-- start of PROVIDED PASSAGE --

The riddle of the UK’s young jihadis
Of the many questions raised by the young British Muslims joining Islamic State, one has been why “middle-class” Britons would leave the trappings of their comfortable life for near-certain death in a foreign conflict.
According to intelligence sources, most British jihadists are in their 20s, are university-educated and are Muslims of British Pakistani origin. Much has been made in the media about university offers, comfortable homes, and in the case of Aqsa Mahmood the fact she “listened to Coldplay and read Harry Potter”.
But why does their so-called “middle class” status seemingly render their choices any more incomprehensible than, say, if they were working class? Is it to do with the underlying suspicion of the working classes and their always latent potential for revolt? We don’t expect middle-class kids to turn bad because we expect “middle class” to mean accession to all that society has to offer and well - what more could anyone want?
Well for a start, it is not entirely clear that many of the fighters are indeed middle class by any measure of the term. As Shiraz Maher, a Senior Fellow at the International Centre for the Study of Radicalisation, King's College London, points out: “British jihadis may be much better off than Muslims from the continent, but they're not 'middle class' by UK standards.”

-- end of PROVIDED PASSAGE --
-- start of RECORDS SUPPLIED --

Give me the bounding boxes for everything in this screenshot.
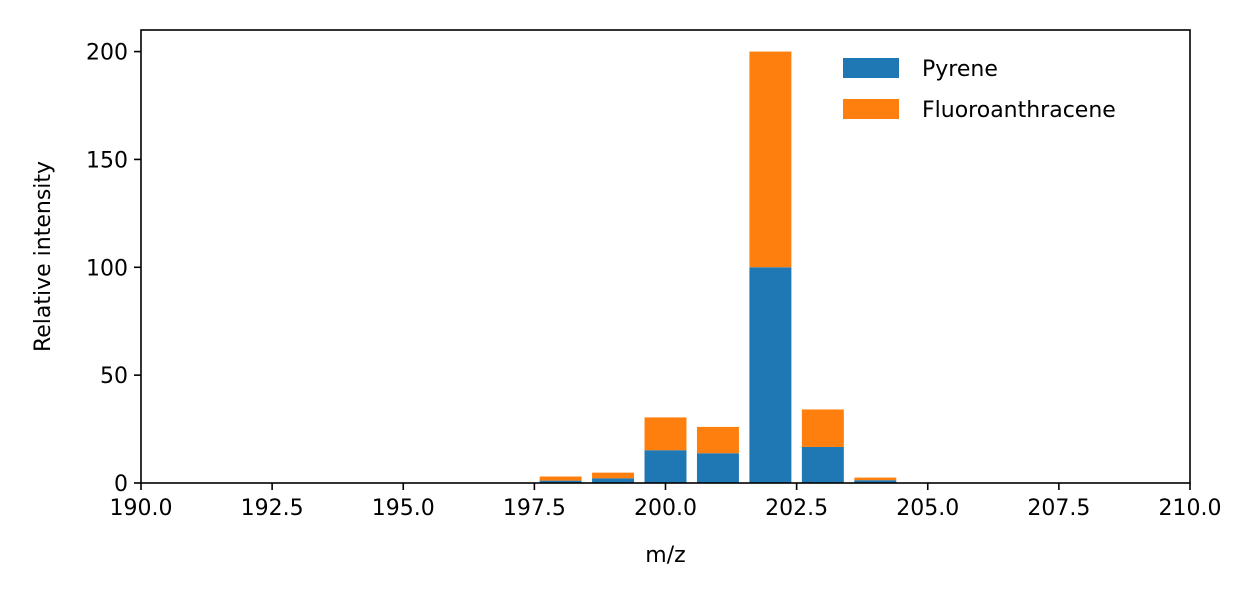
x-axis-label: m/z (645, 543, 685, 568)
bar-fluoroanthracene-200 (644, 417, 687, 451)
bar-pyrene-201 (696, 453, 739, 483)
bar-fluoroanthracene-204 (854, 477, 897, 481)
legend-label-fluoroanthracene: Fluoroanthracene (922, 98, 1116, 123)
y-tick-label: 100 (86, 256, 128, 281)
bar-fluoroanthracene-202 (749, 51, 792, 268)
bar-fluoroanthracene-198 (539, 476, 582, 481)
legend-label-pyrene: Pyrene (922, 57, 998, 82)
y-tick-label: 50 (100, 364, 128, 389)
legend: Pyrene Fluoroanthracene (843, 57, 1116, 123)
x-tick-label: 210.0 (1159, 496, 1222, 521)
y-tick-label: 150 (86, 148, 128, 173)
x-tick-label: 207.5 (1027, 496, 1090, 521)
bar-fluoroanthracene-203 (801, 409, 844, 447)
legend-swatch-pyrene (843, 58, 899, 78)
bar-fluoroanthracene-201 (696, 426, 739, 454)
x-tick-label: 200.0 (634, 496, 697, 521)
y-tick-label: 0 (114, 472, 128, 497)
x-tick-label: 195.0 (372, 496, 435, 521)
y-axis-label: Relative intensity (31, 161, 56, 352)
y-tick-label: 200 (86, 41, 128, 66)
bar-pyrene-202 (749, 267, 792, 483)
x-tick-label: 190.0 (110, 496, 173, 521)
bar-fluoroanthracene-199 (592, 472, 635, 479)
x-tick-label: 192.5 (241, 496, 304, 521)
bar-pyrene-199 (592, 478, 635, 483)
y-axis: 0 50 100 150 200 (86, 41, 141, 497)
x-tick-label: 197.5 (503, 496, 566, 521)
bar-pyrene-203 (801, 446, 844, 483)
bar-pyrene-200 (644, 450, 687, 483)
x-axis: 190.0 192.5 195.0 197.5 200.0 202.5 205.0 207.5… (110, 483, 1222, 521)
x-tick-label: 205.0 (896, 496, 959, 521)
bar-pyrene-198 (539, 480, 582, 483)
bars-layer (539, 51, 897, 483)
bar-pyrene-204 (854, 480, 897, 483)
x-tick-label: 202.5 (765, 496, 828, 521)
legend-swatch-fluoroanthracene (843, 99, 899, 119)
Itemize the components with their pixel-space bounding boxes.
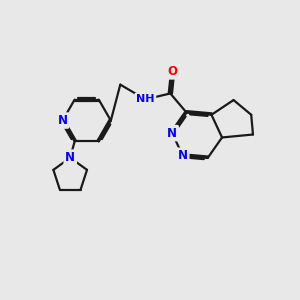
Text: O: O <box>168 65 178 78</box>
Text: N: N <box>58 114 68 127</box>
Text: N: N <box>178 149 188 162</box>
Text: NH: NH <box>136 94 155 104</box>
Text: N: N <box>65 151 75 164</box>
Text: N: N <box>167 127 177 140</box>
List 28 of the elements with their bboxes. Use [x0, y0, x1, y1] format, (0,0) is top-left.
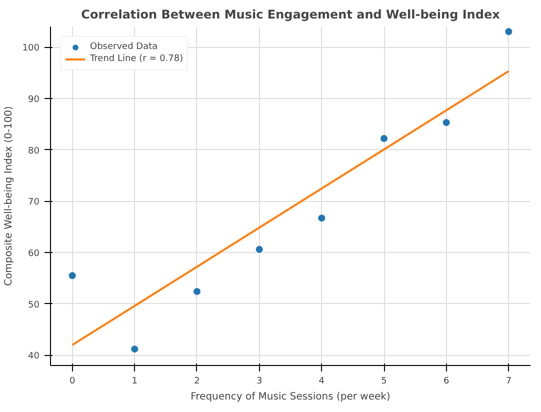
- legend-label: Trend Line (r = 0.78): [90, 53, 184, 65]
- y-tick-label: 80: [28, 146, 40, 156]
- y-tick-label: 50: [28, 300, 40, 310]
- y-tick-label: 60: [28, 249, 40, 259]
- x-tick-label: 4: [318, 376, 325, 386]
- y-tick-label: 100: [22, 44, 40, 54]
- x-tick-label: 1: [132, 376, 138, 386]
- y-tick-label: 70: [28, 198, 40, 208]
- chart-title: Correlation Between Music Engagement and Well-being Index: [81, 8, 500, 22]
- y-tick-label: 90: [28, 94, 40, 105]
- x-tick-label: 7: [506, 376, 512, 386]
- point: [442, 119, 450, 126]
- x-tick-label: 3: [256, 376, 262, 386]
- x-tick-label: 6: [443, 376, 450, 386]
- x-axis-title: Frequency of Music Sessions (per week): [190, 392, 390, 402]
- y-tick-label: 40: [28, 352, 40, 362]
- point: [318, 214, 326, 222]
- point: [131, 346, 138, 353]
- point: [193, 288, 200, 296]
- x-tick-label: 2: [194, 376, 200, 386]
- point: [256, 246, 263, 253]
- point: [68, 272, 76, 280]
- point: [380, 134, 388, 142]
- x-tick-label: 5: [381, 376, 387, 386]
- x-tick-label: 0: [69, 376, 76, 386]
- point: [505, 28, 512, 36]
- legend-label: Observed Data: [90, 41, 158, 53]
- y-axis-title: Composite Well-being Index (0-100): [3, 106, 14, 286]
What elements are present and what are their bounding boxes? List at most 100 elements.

-- end of RECORDS SUPPLIED --

▶ [WHAT TO WORK ON]
• A. In the piece on young British jihadis, quote everything from "The riddle of" down to "a foreign conflict.".
• B. Translate this sentence from the piece on young British jihadis into Spanish: "According to intelligence sources, most British jihadists are in their 20s, are university-educated and are Muslims of British Pakistani origin."
• C. According to the piece on young British jihadis, what position does Shiraz Maher hold?

▶ [OUTPUTS FOR THE TASKS]
• A.
The riddle of the UK’s young jihadis
Of the many questions raised by the young British Muslims joining Islamic State, one has been why “middle-class” Britons would leave the trappings of their comfortable life for near-certain death in a foreign conflict.

• B. Según fuentes de inteligencia, la mayoría de los yihadistas británicos tienen veintitantos años, tienen estudios universitarios y son musulmanes británicos de origen paquistaní.

• C. He is a Senior Fellow at the International Centre for the Study of Radicalisation, King's College London.